## THE EXERCISE
Locate the lines of the listing below that hold "Post", then copy each of them.

## GIVEN DATA
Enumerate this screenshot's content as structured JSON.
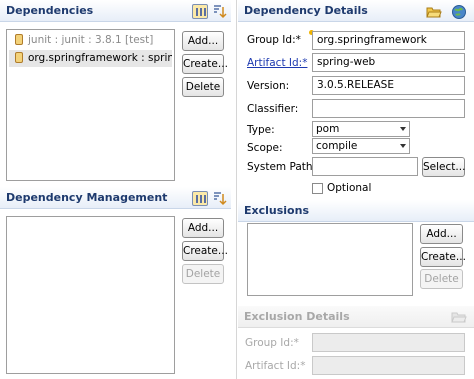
{
  "dependencies": {
    "title": "Dependencies",
    "items": [
      {
        "label": "junit : junit : 3.8.1 [test]"
      },
      {
        "label": "org.springframework : sprin..."
      }
    ],
    "add_label": "Add...",
    "create_label": "Create...",
    "delete_label": "Delete"
  },
  "dependency_management": {
    "title": "Dependency Management",
    "add_label": "Add...",
    "create_label": "Create...",
    "delete_label": "Delete"
  },
  "dependency_details": {
    "title": "Dependency Details",
    "group_id_label": "Group Id:*",
    "group_id_value": "org.springframework",
    "artifact_id_label": "Artifact Id:*",
    "artifact_id_value": "spring-web",
    "version_label": "Version:",
    "version_value": "3.0.5.RELEASE",
    "classifier_label": "Classifier:",
    "classifier_value": "",
    "type_label": "Type:",
    "type_value": "pom",
    "scope_label": "Scope:",
    "scope_value": "compile",
    "system_path_label": "System Path:",
    "system_path_value": "",
    "select_label": "Select...",
    "optional_label": "Optional",
    "optional_checked": false
  },
  "exclusions": {
    "title": "Exclusions",
    "add_label": "Add...",
    "create_label": "Create...",
    "delete_label": "Delete"
  },
  "exclusion_details": {
    "title": "Exclusion Details",
    "group_id_label": "Group Id:*",
    "artifact_id_label": "Artifact Id:*"
  },
  "colors": {
    "section_title": "#1e3a6e",
    "link": "#1d39b0",
    "required_marker": "#f0b400"
  }
}
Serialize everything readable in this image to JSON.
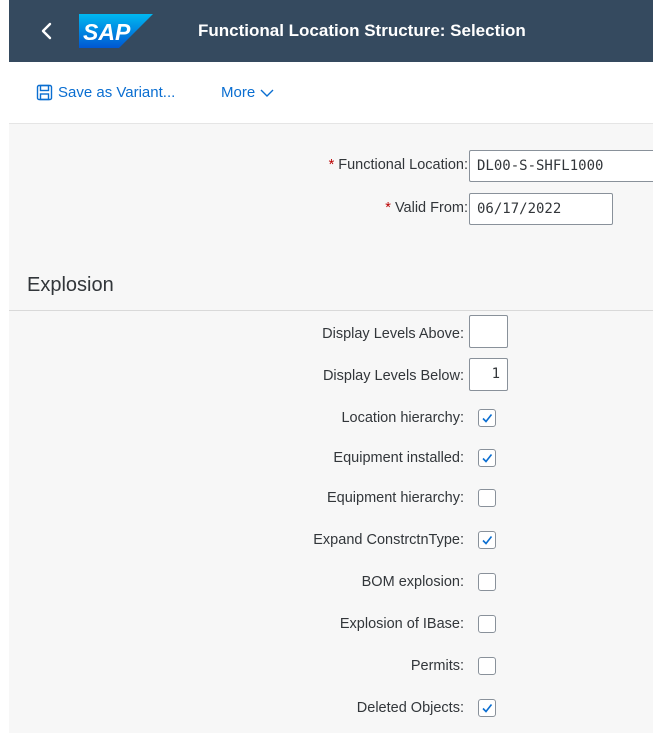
{
  "header": {
    "back_label": "<",
    "logo_text": "SAP",
    "title": "Functional Location Structure: Selection",
    "bg_color": "#354a5f"
  },
  "toolbar": {
    "save_variant_label": "Save as Variant...",
    "more_label": "More"
  },
  "form": {
    "required_mark": "*",
    "functional_location": {
      "label": "Functional Location:",
      "value": "DL00-S-SHFL1000"
    },
    "valid_from": {
      "label": "Valid From:",
      "value": "06/17/2022"
    }
  },
  "explosion": {
    "section_title": "Explosion",
    "display_levels_above": {
      "label": "Display Levels Above:",
      "value": ""
    },
    "display_levels_below": {
      "label": "Display Levels Below:",
      "value": "1"
    },
    "checkboxes": [
      {
        "label": "Location hierarchy:",
        "checked": true
      },
      {
        "label": "Equipment installed:",
        "checked": true
      },
      {
        "label": "Equipment hierarchy:",
        "checked": false
      },
      {
        "label": "Expand ConstrctnType:",
        "checked": true
      },
      {
        "label": "BOM explosion:",
        "checked": false
      },
      {
        "label": "Explosion of IBase:",
        "checked": false
      },
      {
        "label": "Permits:",
        "checked": false
      },
      {
        "label": "Deleted Objects:",
        "checked": true
      }
    ]
  }
}
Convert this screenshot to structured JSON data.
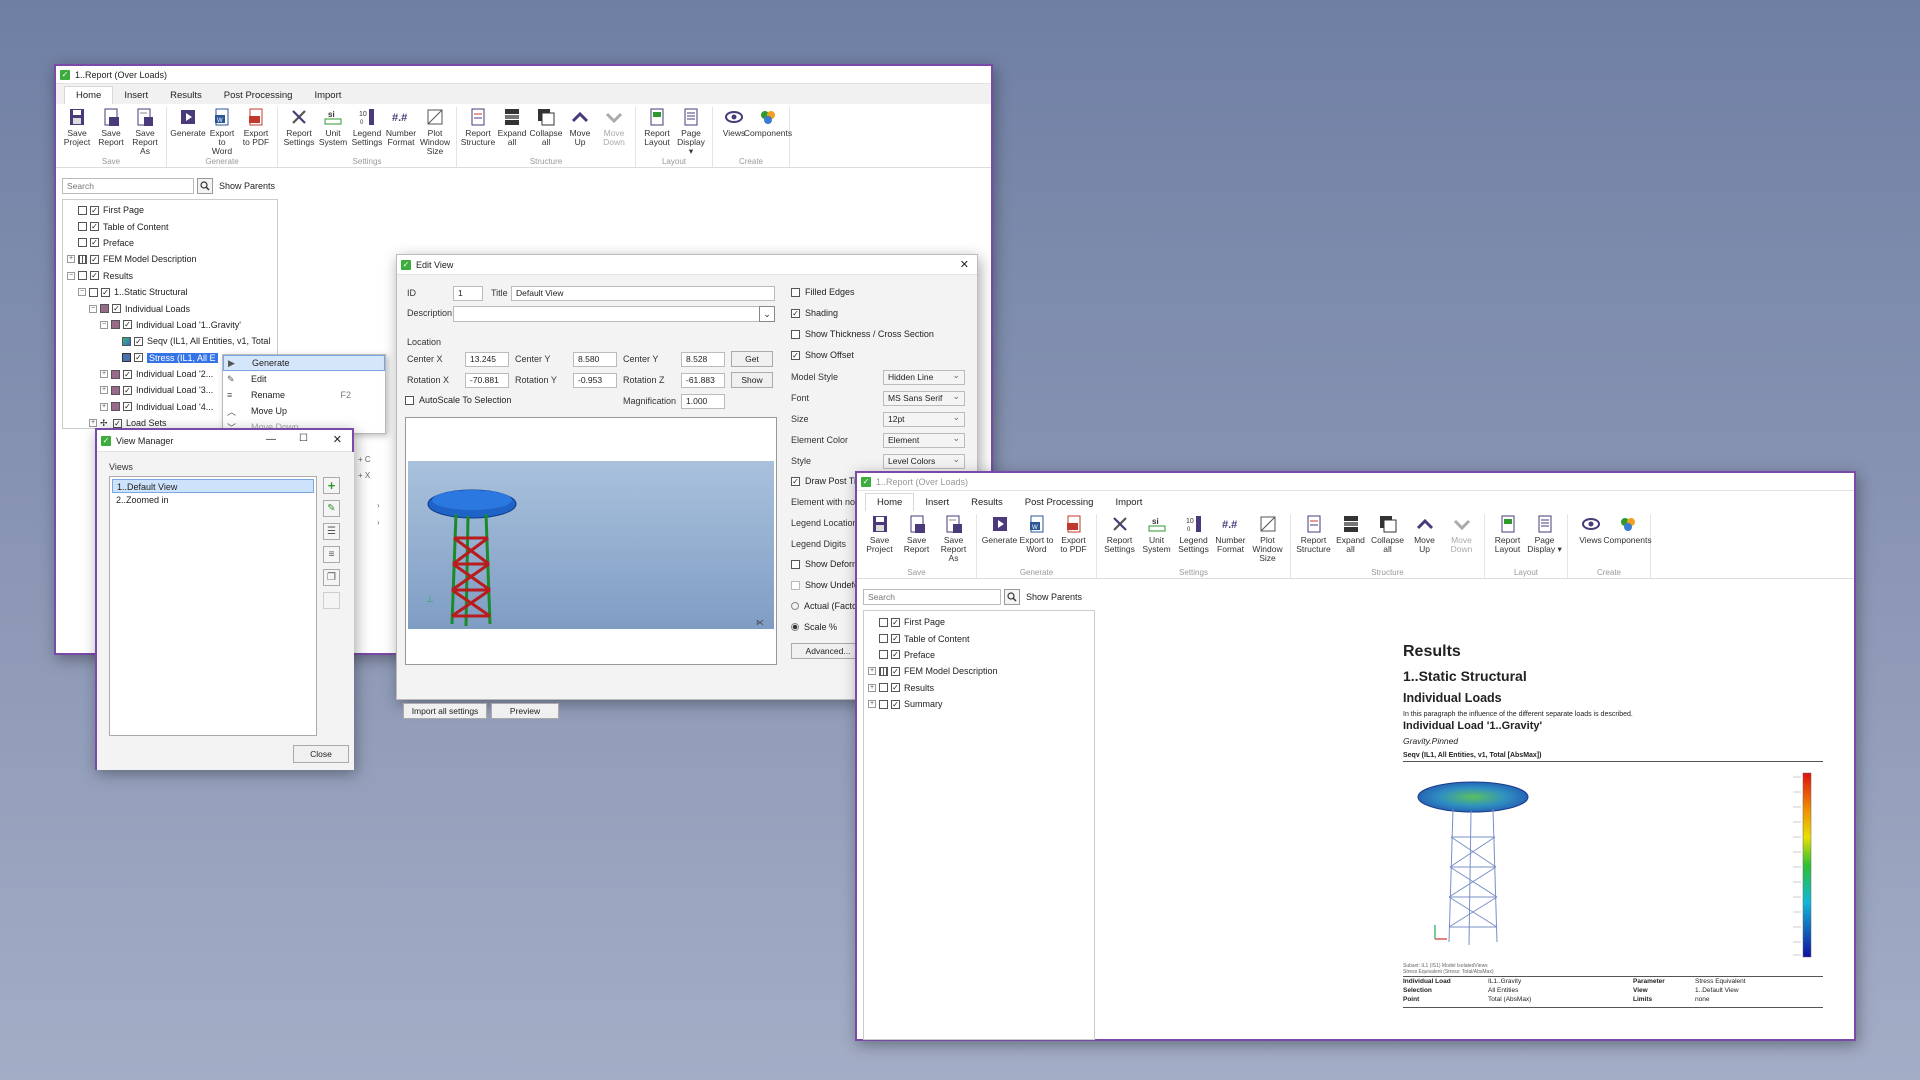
{
  "ribbon_tabs": [
    "Home",
    "Insert",
    "Results",
    "Post Processing",
    "Import"
  ],
  "ribbon_groups": [
    {
      "label": "Save",
      "buttons": [
        {
          "l1": "Save",
          "l2": "Project",
          "icon": "save-icon"
        },
        {
          "l1": "Save",
          "l2": "Report",
          "icon": "save-report-icon"
        },
        {
          "l1": "Save",
          "l2": "Report As",
          "icon": "save-as-icon"
        }
      ]
    },
    {
      "label": "Generate",
      "buttons": [
        {
          "l1": "Generate",
          "l2": "",
          "icon": "generate-icon"
        },
        {
          "l1": "Export to",
          "l2": "Word",
          "icon": "word-icon"
        },
        {
          "l1": "Export",
          "l2": "to PDF",
          "icon": "pdf-icon"
        }
      ]
    },
    {
      "label": "Settings",
      "buttons": [
        {
          "l1": "Report",
          "l2": "Settings",
          "icon": "tools-icon"
        },
        {
          "l1": "Unit",
          "l2": "System",
          "icon": "si-icon"
        },
        {
          "l1": "Legend",
          "l2": "Settings",
          "icon": "legend-icon"
        },
        {
          "l1": "Number",
          "l2": "Format",
          "icon": "number-format-icon"
        },
        {
          "l1": "Plot",
          "l2": "Window Size",
          "icon": "plot-window-icon"
        }
      ]
    },
    {
      "label": "Structure",
      "buttons": [
        {
          "l1": "Report",
          "l2": "Structure",
          "icon": "structure-icon"
        },
        {
          "l1": "Expand",
          "l2": "all",
          "icon": "expand-icon"
        },
        {
          "l1": "Collapse",
          "l2": "all",
          "icon": "collapse-icon"
        },
        {
          "l1": "Move",
          "l2": "Up",
          "icon": "up-icon"
        },
        {
          "l1": "Move",
          "l2": "Down",
          "icon": "down-icon",
          "disabled": true
        }
      ]
    },
    {
      "label": "Layout",
      "buttons": [
        {
          "l1": "Report",
          "l2": "Layout",
          "icon": "layout-icon"
        },
        {
          "l1": "Page",
          "l2": "Display ▾",
          "icon": "page-icon"
        }
      ]
    },
    {
      "label": "Create",
      "buttons": [
        {
          "l1": "Views",
          "l2": "",
          "icon": "eye-icon"
        },
        {
          "l1": "Components",
          "l2": "",
          "icon": "components-icon"
        }
      ]
    }
  ],
  "search_placeholder": "Search",
  "show_parents": "Show Parents",
  "win1": {
    "title": "1..Report (Over Loads)",
    "tree": [
      {
        "label": "First Page",
        "level": 0,
        "exp": "",
        "icon": "page"
      },
      {
        "label": "Table of Content",
        "level": 0,
        "exp": "",
        "icon": "page"
      },
      {
        "label": "Preface",
        "level": 0,
        "exp": "",
        "icon": "page"
      },
      {
        "label": "FEM Model Description",
        "level": 0,
        "exp": "+",
        "icon": "grid"
      },
      {
        "label": "Results",
        "level": 0,
        "exp": "−",
        "icon": "page"
      },
      {
        "label": "1..Static Structural",
        "level": 1,
        "exp": "−",
        "icon": "page"
      },
      {
        "label": "Individual Loads",
        "level": 2,
        "exp": "−",
        "icon": "stack"
      },
      {
        "label": "Individual Load '1..Gravity'",
        "level": 3,
        "exp": "−",
        "icon": "stack"
      },
      {
        "label": "Seqv (IL1, All Entities, v1, Total",
        "level": 4,
        "exp": "",
        "icon": "map"
      },
      {
        "label": "Stress (IL1, All E",
        "level": 4,
        "exp": "",
        "icon": "chart",
        "selected": true
      },
      {
        "label": "Individual Load '2...",
        "level": 3,
        "exp": "+",
        "icon": "stack"
      },
      {
        "label": "Individual Load '3...",
        "level": 3,
        "exp": "+",
        "icon": "stack"
      },
      {
        "label": "Individual Load '4...",
        "level": 3,
        "exp": "+",
        "icon": "stack"
      },
      {
        "label": "Load Sets",
        "level": 2,
        "exp": "+",
        "icon": "cross"
      }
    ],
    "context_menu": [
      {
        "icon": "▶",
        "label": "Generate",
        "shortcut": "",
        "hl": true
      },
      {
        "icon": "✎",
        "label": "Edit",
        "shortcut": ""
      },
      {
        "icon": "≡",
        "label": "Rename",
        "shortcut": "F2"
      },
      {
        "icon": "︿",
        "label": "Move Up",
        "shortcut": ""
      },
      {
        "icon": "﹀",
        "label": "Move Down",
        "shortcut": "",
        "dim": true
      }
    ],
    "ctx_extra": [
      "+ C",
      "+ X",
      "›",
      "›"
    ]
  },
  "view_manager": {
    "title": "View Manager",
    "views_label": "Views",
    "views": [
      "1..Default View",
      "2..Zoomed in"
    ],
    "close": "Close"
  },
  "edit_view": {
    "title": "Edit View",
    "id_label": "ID",
    "id": "1",
    "title_label": "Title",
    "title_value": "Default View",
    "desc_label": "Description",
    "location": "Location",
    "cx_l": "Center X",
    "cx": "13.245",
    "cy_l": "Center Y",
    "cy": "8.580",
    "cz_l": "Center Y",
    "cz": "8.528",
    "get": "Get",
    "rx_l": "Rotation X",
    "rx": "-70.881",
    "ry_l": "Rotation Y",
    "ry": "-0.953",
    "rz_l": "Rotation Z",
    "rz": "-61.883",
    "show": "Show",
    "autoscale": "AutoScale To Selection",
    "mag_l": "Magnification",
    "mag": "1.000",
    "import_all": "Import all settings",
    "preview": "Preview",
    "right": {
      "filled": "Filled Edges",
      "shading": "Shading",
      "thickness": "Show Thickness / Cross Section",
      "offset": "Show Offset",
      "model_style_l": "Model Style",
      "model_style": "Hidden Line",
      "font_l": "Font",
      "font": "MS Sans Serif",
      "size_l": "Size",
      "size": "12pt",
      "elem_color_l": "Element Color",
      "elem_color": "Element",
      "style_l": "Style",
      "style": "Level Colors",
      "draw_post": "Draw Post Titl",
      "elem_with": "Element with no",
      "legend_loc": "Legend Location",
      "legend_dig": "Legend Digits",
      "show_deform": "Show Deform",
      "show_undef": "Show Undefo",
      "actual": "Actual (Factor",
      "scale": "Scale %",
      "advanced": "Advanced..."
    }
  },
  "win2": {
    "title": "1..Report (Over Loads)",
    "tree": [
      {
        "label": "First Page",
        "exp": "",
        "icon": "page"
      },
      {
        "label": "Table of Content",
        "exp": "",
        "icon": "page"
      },
      {
        "label": "Preface",
        "exp": "",
        "icon": "page"
      },
      {
        "label": "FEM Model Description",
        "exp": "+",
        "icon": "grid"
      },
      {
        "label": "Results",
        "exp": "+",
        "icon": "page"
      },
      {
        "label": "Summary",
        "exp": "+",
        "icon": "page"
      }
    ],
    "doc": {
      "h1": "Results",
      "h2": "1..Static Structural",
      "h3": "Individual Loads",
      "para": "In this paragraph the influence of the different separate loads is described.",
      "h4": "Individual Load '1..Gravity'",
      "italic": "Gravity.Pinned",
      "caption": "Seqv (IL1, All Entities, v1, Total [AbsMax])",
      "footnote": "Subset: IL1 (IS1) Model IsolatedViews\nStress Equivalent (Stress: Total/AbsMax)",
      "table": [
        [
          "Individual Load",
          "IL1..Gravity",
          "Parameter",
          "Stress Equivalent"
        ],
        [
          "Selection",
          "All Entities",
          "View",
          "1..Default View"
        ],
        [
          "Point",
          "Total (AbsMax)",
          "Limits",
          "none"
        ]
      ]
    }
  },
  "colors": {
    "accent": "#7a4aa8",
    "selection": "#3574e6",
    "ribbon_purple": "#4a3a7a",
    "ribbon_red": "#c0392b"
  }
}
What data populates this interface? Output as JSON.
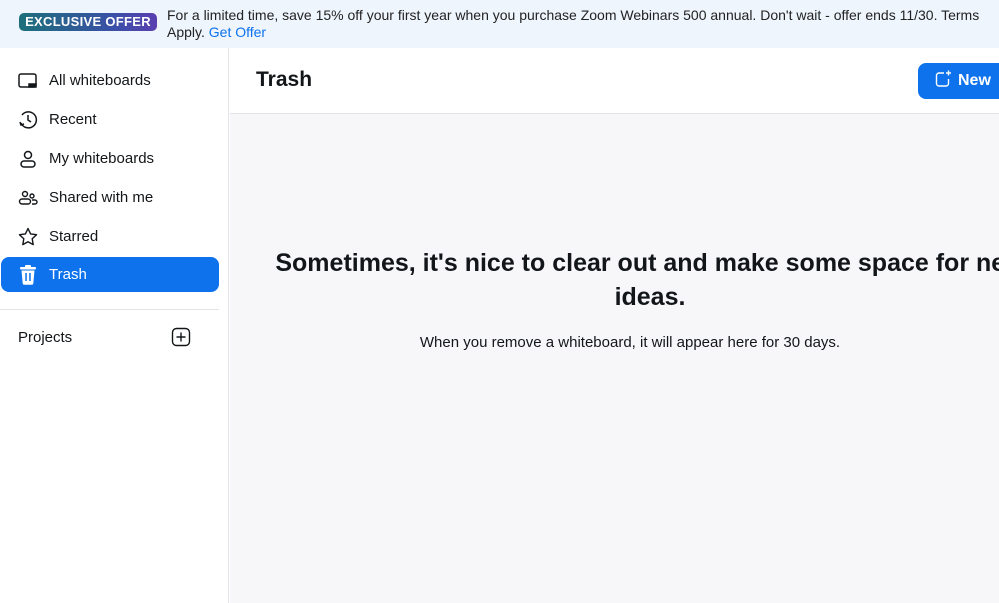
{
  "banner": {
    "badge": "EXCLUSIVE OFFER",
    "text": "For a limited time, save 15% off your first year when you purchase Zoom Webinars 500 annual. Don't wait - offer ends 11/30. Terms Apply.",
    "link": "Get Offer"
  },
  "sidebar": {
    "items": [
      {
        "label": "All whiteboards",
        "icon": "monitor-icon"
      },
      {
        "label": "Recent",
        "icon": "history-icon"
      },
      {
        "label": "My whiteboards",
        "icon": "person-icon"
      },
      {
        "label": "Shared with me",
        "icon": "people-icon"
      },
      {
        "label": "Starred",
        "icon": "star-icon"
      },
      {
        "label": "Trash",
        "icon": "trash-icon",
        "active": true
      }
    ],
    "projects_label": "Projects"
  },
  "main": {
    "title": "Trash",
    "new_label": "New",
    "empty_heading": "Sometimes, it's nice to clear out and make some space for new ideas.",
    "empty_text": "When you remove a whiteboard, it will appear here for 30 days."
  },
  "colors": {
    "accent": "#0e72ed",
    "banner_bg": "#eef5fd"
  }
}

## RESULT BELOW
    "Post Processing",
      "draw_post": "Draw Post Titl",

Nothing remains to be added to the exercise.